◆ EXERCISE DESCRIPTION
Reproduce each line of the listing exactly.

◆ MATERIAL PROVIDED
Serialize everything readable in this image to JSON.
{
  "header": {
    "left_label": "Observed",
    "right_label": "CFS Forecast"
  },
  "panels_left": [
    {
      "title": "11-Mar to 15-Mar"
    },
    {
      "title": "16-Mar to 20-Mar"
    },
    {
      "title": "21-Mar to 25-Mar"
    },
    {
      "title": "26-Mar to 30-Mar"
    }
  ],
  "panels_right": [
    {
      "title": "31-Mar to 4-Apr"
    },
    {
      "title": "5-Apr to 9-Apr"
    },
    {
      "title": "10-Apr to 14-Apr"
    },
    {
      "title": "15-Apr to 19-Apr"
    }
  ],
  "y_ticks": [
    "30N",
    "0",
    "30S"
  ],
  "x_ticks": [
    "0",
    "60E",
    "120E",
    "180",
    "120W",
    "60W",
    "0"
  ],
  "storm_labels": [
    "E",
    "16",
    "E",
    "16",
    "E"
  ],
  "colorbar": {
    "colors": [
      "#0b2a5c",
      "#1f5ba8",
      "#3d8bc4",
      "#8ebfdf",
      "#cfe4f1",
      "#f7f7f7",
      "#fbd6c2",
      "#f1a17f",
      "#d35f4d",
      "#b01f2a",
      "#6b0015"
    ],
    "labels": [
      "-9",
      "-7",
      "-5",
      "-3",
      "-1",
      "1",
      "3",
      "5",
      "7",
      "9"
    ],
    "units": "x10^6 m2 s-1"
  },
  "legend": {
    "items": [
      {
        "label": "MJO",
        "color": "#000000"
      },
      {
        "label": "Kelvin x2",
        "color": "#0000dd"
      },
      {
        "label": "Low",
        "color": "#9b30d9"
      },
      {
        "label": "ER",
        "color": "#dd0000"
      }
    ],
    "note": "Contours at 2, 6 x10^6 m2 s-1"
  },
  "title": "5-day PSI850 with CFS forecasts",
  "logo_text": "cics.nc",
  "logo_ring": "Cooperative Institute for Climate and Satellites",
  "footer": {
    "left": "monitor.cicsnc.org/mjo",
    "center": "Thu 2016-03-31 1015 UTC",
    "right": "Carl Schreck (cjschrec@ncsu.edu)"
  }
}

◆ ANSWER TO THIS PROBLEM
Serialize everything readable in this image to JSON.
{
  "header": {
    "left_label": "Observed",
    "right_label": "CFS Forecast"
  },
  "panels_left": [
    {
      "title": "11-Mar to 15-Mar"
    },
    {
      "title": "16-Mar to 20-Mar"
    },
    {
      "title": "21-Mar to 25-Mar"
    },
    {
      "title": "26-Mar to 30-Mar"
    }
  ],
  "panels_right": [
    {
      "title": "31-Mar to 4-Apr"
    },
    {
      "title": "5-Apr to 9-Apr"
    },
    {
      "title": "10-Apr to 14-Apr"
    },
    {
      "title": "15-Apr to 19-Apr"
    }
  ],
  "y_ticks": [
    "30N",
    "0",
    "30S"
  ],
  "x_ticks": [
    "0",
    "60E",
    "120E",
    "180",
    "120W",
    "60W",
    "0"
  ],
  "storm_labels": [
    "E",
    "16",
    "E",
    "16",
    "E"
  ],
  "colorbar": {
    "colors": [
      "#0b2a5c",
      "#1f5ba8",
      "#3d8bc4",
      "#8ebfdf",
      "#cfe4f1",
      "#f7f7f7",
      "#fbd6c2",
      "#f1a17f",
      "#d35f4d",
      "#b01f2a",
      "#6b0015"
    ],
    "labels": [
      "-9",
      "-7",
      "-5",
      "-3",
      "-1",
      "1",
      "3",
      "5",
      "7",
      "9"
    ],
    "units": "x10^6 m2 s-1"
  },
  "legend": {
    "items": [
      {
        "label": "MJO",
        "color": "#000000"
      },
      {
        "label": "Kelvin x2",
        "color": "#0000dd"
      },
      {
        "label": "Low",
        "color": "#9b30d9"
      },
      {
        "label": "ER",
        "color": "#dd0000"
      }
    ],
    "note": "Contours at 2, 6 x10^6 m2 s-1"
  },
  "title": "5-day PSI850 with CFS forecasts",
  "logo_text": "cics.nc",
  "logo_ring": "Cooperative Institute for Climate and Satellites",
  "footer": {
    "left": "monitor.cicsnc.org/mjo",
    "center": "Thu 2016-03-31 1015 UTC",
    "right": "Carl Schreck (cjschrec@ncsu.edu)"
  }
}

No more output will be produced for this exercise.